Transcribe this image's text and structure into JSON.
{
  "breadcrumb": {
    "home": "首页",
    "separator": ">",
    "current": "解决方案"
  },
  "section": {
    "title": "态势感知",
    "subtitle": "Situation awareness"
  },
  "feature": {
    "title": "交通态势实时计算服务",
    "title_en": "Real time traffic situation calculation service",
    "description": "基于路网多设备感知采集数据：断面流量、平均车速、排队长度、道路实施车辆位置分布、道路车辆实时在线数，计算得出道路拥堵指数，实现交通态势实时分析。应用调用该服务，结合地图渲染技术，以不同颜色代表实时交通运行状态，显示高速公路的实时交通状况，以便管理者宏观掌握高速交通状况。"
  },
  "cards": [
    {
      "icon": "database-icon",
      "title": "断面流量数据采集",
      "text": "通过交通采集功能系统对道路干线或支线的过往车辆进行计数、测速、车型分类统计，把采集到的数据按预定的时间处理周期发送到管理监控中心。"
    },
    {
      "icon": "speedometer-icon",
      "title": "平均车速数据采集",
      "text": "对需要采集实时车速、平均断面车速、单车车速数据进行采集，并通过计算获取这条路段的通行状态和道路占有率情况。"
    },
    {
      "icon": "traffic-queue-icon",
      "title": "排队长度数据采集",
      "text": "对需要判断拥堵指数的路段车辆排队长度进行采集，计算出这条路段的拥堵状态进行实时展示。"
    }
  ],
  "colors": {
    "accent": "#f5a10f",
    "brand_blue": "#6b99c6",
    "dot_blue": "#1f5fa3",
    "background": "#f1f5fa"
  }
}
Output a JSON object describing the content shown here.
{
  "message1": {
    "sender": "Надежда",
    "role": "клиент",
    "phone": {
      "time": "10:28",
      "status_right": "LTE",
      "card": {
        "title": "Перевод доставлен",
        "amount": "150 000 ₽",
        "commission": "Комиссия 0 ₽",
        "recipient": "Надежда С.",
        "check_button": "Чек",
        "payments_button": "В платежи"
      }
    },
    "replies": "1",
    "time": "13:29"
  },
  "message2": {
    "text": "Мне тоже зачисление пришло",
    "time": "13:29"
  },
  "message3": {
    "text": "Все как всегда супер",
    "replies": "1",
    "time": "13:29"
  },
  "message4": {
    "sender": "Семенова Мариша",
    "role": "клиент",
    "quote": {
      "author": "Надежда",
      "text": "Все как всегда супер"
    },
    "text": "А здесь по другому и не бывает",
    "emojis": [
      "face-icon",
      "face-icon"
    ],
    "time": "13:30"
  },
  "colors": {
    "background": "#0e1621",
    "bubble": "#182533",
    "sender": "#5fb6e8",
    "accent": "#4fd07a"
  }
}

+ + + + + + +

Search the data above for lines holding "icon" and copy each of them.

      "icon": "database-icon",
      "icon": "speedometer-icon",
      "icon": "traffic-queue-icon",
      "face-icon",
      "face-icon"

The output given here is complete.